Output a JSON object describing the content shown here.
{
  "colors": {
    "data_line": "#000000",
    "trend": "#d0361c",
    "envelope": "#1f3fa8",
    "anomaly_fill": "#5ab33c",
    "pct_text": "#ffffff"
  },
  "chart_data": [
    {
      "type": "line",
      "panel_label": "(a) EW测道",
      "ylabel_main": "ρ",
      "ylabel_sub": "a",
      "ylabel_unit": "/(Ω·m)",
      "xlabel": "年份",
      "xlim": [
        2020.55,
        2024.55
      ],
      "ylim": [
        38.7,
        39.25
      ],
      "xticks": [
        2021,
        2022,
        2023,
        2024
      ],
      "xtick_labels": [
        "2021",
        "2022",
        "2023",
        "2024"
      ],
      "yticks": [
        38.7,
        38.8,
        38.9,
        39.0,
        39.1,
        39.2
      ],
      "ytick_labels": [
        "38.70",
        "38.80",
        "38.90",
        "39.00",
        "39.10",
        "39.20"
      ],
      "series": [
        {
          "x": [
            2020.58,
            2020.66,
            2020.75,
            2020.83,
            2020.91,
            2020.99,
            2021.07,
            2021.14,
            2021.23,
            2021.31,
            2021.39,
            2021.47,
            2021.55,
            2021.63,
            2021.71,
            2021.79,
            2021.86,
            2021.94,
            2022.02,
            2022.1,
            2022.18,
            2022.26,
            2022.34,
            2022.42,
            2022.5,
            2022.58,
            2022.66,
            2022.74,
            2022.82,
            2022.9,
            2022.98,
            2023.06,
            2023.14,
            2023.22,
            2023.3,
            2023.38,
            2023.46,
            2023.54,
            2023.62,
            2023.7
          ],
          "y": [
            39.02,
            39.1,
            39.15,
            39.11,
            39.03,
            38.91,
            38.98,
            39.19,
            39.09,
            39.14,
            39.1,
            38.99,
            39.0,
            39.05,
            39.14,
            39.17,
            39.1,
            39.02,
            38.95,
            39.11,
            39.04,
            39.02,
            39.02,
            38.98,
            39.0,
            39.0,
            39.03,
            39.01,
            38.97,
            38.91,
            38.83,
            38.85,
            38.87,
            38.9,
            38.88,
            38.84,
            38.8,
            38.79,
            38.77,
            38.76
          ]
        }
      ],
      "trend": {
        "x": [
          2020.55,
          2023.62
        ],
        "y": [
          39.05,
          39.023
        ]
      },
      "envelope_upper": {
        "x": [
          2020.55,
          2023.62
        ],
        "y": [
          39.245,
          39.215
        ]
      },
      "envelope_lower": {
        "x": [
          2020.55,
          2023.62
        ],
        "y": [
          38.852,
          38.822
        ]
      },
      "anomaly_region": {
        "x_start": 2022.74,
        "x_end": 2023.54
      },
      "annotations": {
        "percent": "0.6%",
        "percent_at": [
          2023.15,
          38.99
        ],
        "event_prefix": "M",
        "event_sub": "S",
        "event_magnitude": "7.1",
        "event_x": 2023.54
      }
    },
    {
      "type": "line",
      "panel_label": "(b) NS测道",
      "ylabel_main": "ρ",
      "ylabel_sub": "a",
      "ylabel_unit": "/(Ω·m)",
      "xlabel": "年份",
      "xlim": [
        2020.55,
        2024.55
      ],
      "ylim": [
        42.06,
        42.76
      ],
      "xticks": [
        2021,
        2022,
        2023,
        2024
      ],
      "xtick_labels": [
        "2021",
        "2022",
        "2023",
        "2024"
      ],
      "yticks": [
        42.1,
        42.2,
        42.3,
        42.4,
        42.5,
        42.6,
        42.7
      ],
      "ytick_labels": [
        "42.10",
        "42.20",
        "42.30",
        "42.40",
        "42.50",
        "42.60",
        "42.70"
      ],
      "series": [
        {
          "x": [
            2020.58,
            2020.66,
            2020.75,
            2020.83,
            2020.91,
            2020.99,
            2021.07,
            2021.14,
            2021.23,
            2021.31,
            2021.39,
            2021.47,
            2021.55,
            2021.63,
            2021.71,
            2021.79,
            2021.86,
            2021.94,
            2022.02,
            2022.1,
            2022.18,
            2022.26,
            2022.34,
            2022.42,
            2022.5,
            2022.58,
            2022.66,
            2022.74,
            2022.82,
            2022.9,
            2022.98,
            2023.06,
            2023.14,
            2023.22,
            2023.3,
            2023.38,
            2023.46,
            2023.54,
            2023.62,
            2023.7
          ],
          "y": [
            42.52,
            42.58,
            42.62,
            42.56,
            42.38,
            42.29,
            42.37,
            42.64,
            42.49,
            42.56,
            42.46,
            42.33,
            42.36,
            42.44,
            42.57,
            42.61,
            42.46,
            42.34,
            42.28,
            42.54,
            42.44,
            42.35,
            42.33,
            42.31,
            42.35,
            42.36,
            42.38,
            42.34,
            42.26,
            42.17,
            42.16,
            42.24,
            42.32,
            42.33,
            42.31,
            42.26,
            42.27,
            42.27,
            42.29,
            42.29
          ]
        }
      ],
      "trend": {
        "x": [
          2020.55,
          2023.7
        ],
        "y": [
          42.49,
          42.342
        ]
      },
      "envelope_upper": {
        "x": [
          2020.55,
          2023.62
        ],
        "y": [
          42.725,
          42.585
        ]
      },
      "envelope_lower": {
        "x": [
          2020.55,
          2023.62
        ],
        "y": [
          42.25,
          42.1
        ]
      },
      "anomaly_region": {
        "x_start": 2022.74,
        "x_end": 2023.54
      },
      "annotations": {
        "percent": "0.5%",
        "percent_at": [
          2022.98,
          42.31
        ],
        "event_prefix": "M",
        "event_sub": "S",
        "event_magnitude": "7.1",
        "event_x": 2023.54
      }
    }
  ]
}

+-------+

■ **What you are asked to do**: Please reproduce every line of the material word for word.

■ **Result**:
Output a JSON object describing the content shown here.
{
  "colors": {
    "data_line": "#000000",
    "trend": "#d0361c",
    "envelope": "#1f3fa8",
    "anomaly_fill": "#5ab33c",
    "pct_text": "#ffffff"
  },
  "chart_data": [
    {
      "type": "line",
      "panel_label": "(a) EW测道",
      "ylabel_main": "ρ",
      "ylabel_sub": "a",
      "ylabel_unit": "/(Ω·m)",
      "xlabel": "年份",
      "xlim": [
        2020.55,
        2024.55
      ],
      "ylim": [
        38.7,
        39.25
      ],
      "xticks": [
        2021,
        2022,
        2023,
        2024
      ],
      "xtick_labels": [
        "2021",
        "2022",
        "2023",
        "2024"
      ],
      "yticks": [
        38.7,
        38.8,
        38.9,
        39.0,
        39.1,
        39.2
      ],
      "ytick_labels": [
        "38.70",
        "38.80",
        "38.90",
        "39.00",
        "39.10",
        "39.20"
      ],
      "series": [
        {
          "x": [
            2020.58,
            2020.66,
            2020.75,
            2020.83,
            2020.91,
            2020.99,
            2021.07,
            2021.14,
            2021.23,
            2021.31,
            2021.39,
            2021.47,
            2021.55,
            2021.63,
            2021.71,
            2021.79,
            2021.86,
            2021.94,
            2022.02,
            2022.1,
            2022.18,
            2022.26,
            2022.34,
            2022.42,
            2022.5,
            2022.58,
            2022.66,
            2022.74,
            2022.82,
            2022.9,
            2022.98,
            2023.06,
            2023.14,
            2023.22,
            2023.3,
            2023.38,
            2023.46,
            2023.54,
            2023.62,
            2023.7
          ],
          "y": [
            39.02,
            39.1,
            39.15,
            39.11,
            39.03,
            38.91,
            38.98,
            39.19,
            39.09,
            39.14,
            39.1,
            38.99,
            39.0,
            39.05,
            39.14,
            39.17,
            39.1,
            39.02,
            38.95,
            39.11,
            39.04,
            39.02,
            39.02,
            38.98,
            39.0,
            39.0,
            39.03,
            39.01,
            38.97,
            38.91,
            38.83,
            38.85,
            38.87,
            38.9,
            38.88,
            38.84,
            38.8,
            38.79,
            38.77,
            38.76
          ]
        }
      ],
      "trend": {
        "x": [
          2020.55,
          2023.62
        ],
        "y": [
          39.05,
          39.023
        ]
      },
      "envelope_upper": {
        "x": [
          2020.55,
          2023.62
        ],
        "y": [
          39.245,
          39.215
        ]
      },
      "envelope_lower": {
        "x": [
          2020.55,
          2023.62
        ],
        "y": [
          38.852,
          38.822
        ]
      },
      "anomaly_region": {
        "x_start": 2022.74,
        "x_end": 2023.54
      },
      "annotations": {
        "percent": "0.6%",
        "percent_at": [
          2023.15,
          38.99
        ],
        "event_prefix": "M",
        "event_sub": "S",
        "event_magnitude": "7.1",
        "event_x": 2023.54
      }
    },
    {
      "type": "line",
      "panel_label": "(b) NS测道",
      "ylabel_main": "ρ",
      "ylabel_sub": "a",
      "ylabel_unit": "/(Ω·m)",
      "xlabel": "年份",
      "xlim": [
        2020.55,
        2024.55
      ],
      "ylim": [
        42.06,
        42.76
      ],
      "xticks": [
        2021,
        2022,
        2023,
        2024
      ],
      "xtick_labels": [
        "2021",
        "2022",
        "2023",
        "2024"
      ],
      "yticks": [
        42.1,
        42.2,
        42.3,
        42.4,
        42.5,
        42.6,
        42.7
      ],
      "ytick_labels": [
        "42.10",
        "42.20",
        "42.30",
        "42.40",
        "42.50",
        "42.60",
        "42.70"
      ],
      "series": [
        {
          "x": [
            2020.58,
            2020.66,
            2020.75,
            2020.83,
            2020.91,
            2020.99,
            2021.07,
            2021.14,
            2021.23,
            2021.31,
            2021.39,
            2021.47,
            2021.55,
            2021.63,
            2021.71,
            2021.79,
            2021.86,
            2021.94,
            2022.02,
            2022.1,
            2022.18,
            2022.26,
            2022.34,
            2022.42,
            2022.5,
            2022.58,
            2022.66,
            2022.74,
            2022.82,
            2022.9,
            2022.98,
            2023.06,
            2023.14,
            2023.22,
            2023.3,
            2023.38,
            2023.46,
            2023.54,
            2023.62,
            2023.7
          ],
          "y": [
            42.52,
            42.58,
            42.62,
            42.56,
            42.38,
            42.29,
            42.37,
            42.64,
            42.49,
            42.56,
            42.46,
            42.33,
            42.36,
            42.44,
            42.57,
            42.61,
            42.46,
            42.34,
            42.28,
            42.54,
            42.44,
            42.35,
            42.33,
            42.31,
            42.35,
            42.36,
            42.38,
            42.34,
            42.26,
            42.17,
            42.16,
            42.24,
            42.32,
            42.33,
            42.31,
            42.26,
            42.27,
            42.27,
            42.29,
            42.29
          ]
        }
      ],
      "trend": {
        "x": [
          2020.55,
          2023.7
        ],
        "y": [
          42.49,
          42.342
        ]
      },
      "envelope_upper": {
        "x": [
          2020.55,
          2023.62
        ],
        "y": [
          42.725,
          42.585
        ]
      },
      "envelope_lower": {
        "x": [
          2020.55,
          2023.62
        ],
        "y": [
          42.25,
          42.1
        ]
      },
      "anomaly_region": {
        "x_start": 2022.74,
        "x_end": 2023.54
      },
      "annotations": {
        "percent": "0.5%",
        "percent_at": [
          2022.98,
          42.31
        ],
        "event_prefix": "M",
        "event_sub": "S",
        "event_magnitude": "7.1",
        "event_x": 2023.54
      }
    }
  ]
}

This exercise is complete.